— Begin MATERIAL TO PROCESS —
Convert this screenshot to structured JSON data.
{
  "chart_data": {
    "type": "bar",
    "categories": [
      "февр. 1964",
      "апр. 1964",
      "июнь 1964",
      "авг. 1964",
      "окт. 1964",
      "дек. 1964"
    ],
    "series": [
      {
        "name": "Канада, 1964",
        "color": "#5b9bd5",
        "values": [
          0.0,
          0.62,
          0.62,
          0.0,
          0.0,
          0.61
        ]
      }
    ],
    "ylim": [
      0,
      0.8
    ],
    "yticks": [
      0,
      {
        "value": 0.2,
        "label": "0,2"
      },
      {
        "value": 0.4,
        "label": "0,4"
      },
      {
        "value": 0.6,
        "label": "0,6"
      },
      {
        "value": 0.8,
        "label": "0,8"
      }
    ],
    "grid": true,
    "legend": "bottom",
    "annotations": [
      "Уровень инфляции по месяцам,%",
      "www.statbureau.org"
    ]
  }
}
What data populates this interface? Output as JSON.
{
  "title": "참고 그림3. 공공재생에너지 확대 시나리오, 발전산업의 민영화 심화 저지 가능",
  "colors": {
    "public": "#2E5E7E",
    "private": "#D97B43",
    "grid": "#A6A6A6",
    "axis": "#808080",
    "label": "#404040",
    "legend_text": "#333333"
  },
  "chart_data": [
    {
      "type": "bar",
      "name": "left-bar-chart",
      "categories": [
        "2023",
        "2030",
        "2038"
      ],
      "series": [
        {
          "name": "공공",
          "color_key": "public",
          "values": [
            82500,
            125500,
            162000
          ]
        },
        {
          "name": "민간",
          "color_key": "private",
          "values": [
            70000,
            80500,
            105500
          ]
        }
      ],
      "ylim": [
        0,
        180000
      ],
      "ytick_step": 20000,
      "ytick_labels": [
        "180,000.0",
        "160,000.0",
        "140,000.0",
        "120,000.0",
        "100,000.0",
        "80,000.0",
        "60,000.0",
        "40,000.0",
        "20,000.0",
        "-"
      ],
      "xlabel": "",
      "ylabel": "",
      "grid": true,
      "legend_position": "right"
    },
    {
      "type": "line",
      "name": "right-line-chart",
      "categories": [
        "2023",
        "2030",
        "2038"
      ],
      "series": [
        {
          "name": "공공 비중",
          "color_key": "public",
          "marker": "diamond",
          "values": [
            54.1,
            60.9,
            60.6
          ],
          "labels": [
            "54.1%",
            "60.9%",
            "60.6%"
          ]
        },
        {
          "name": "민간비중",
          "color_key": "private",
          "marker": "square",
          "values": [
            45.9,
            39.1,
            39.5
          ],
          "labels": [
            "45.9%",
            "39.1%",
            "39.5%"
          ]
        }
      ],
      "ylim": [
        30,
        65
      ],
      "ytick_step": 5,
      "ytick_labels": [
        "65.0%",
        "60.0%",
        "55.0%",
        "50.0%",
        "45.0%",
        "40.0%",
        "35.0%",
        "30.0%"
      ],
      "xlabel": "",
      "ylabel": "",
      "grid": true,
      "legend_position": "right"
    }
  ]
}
— End MATERIAL TO PROCESS —
[TO BE DONE]
All of the material must be reproduced exactly.

[WRITTEN ANSWER]
Convert this screenshot to structured JSON data.
{
  "chart_data": {
    "type": "bar",
    "categories": [
      "февр. 1964",
      "апр. 1964",
      "июнь 1964",
      "авг. 1964",
      "окт. 1964",
      "дек. 1964"
    ],
    "series": [
      {
        "name": "Канада, 1964",
        "color": "#5b9bd5",
        "values": [
          0.0,
          0.62,
          0.62,
          0.0,
          0.0,
          0.61
        ]
      }
    ],
    "ylim": [
      0,
      0.8
    ],
    "yticks": [
      0,
      {
        "value": 0.2,
        "label": "0,2"
      },
      {
        "value": 0.4,
        "label": "0,4"
      },
      {
        "value": 0.6,
        "label": "0,6"
      },
      {
        "value": 0.8,
        "label": "0,8"
      }
    ],
    "grid": true,
    "legend": "bottom",
    "annotations": [
      "Уровень инфляции по месяцам,%",
      "www.statbureau.org"
    ]
  }
}
What data populates this interface? Output as JSON.
{
  "title": "참고 그림3. 공공재생에너지 확대 시나리오, 발전산업의 민영화 심화 저지 가능",
  "colors": {
    "public": "#2E5E7E",
    "private": "#D97B43",
    "grid": "#A6A6A6",
    "axis": "#808080",
    "label": "#404040",
    "legend_text": "#333333"
  },
  "chart_data": [
    {
      "type": "bar",
      "name": "left-bar-chart",
      "categories": [
        "2023",
        "2030",
        "2038"
      ],
      "series": [
        {
          "name": "공공",
          "color_key": "public",
          "values": [
            82500,
            125500,
            162000
          ]
        },
        {
          "name": "민간",
          "color_key": "private",
          "values": [
            70000,
            80500,
            105500
          ]
        }
      ],
      "ylim": [
        0,
        180000
      ],
      "ytick_step": 20000,
      "ytick_labels": [
        "180,000.0",
        "160,000.0",
        "140,000.0",
        "120,000.0",
        "100,000.0",
        "80,000.0",
        "60,000.0",
        "40,000.0",
        "20,000.0",
        "-"
      ],
      "xlabel": "",
      "ylabel": "",
      "grid": true,
      "legend_position": "right"
    },
    {
      "type": "line",
      "name": "right-line-chart",
      "categories": [
        "2023",
        "2030",
        "2038"
      ],
      "series": [
        {
          "name": "공공 비중",
          "color_key": "public",
          "marker": "diamond",
          "values": [
            54.1,
            60.9,
            60.6
          ],
          "labels": [
            "54.1%",
            "60.9%",
            "60.6%"
          ]
        },
        {
          "name": "민간비중",
          "color_key": "private",
          "marker": "square",
          "values": [
            45.9,
            39.1,
            39.5
          ],
          "labels": [
            "45.9%",
            "39.1%",
            "39.5%"
          ]
        }
      ],
      "ylim": [
        30,
        65
      ],
      "ytick_step": 5,
      "ytick_labels": [
        "65.0%",
        "60.0%",
        "55.0%",
        "50.0%",
        "45.0%",
        "40.0%",
        "35.0%",
        "30.0%"
      ],
      "xlabel": "",
      "ylabel": "",
      "grid": true,
      "legend_position": "right"
    }
  ]
}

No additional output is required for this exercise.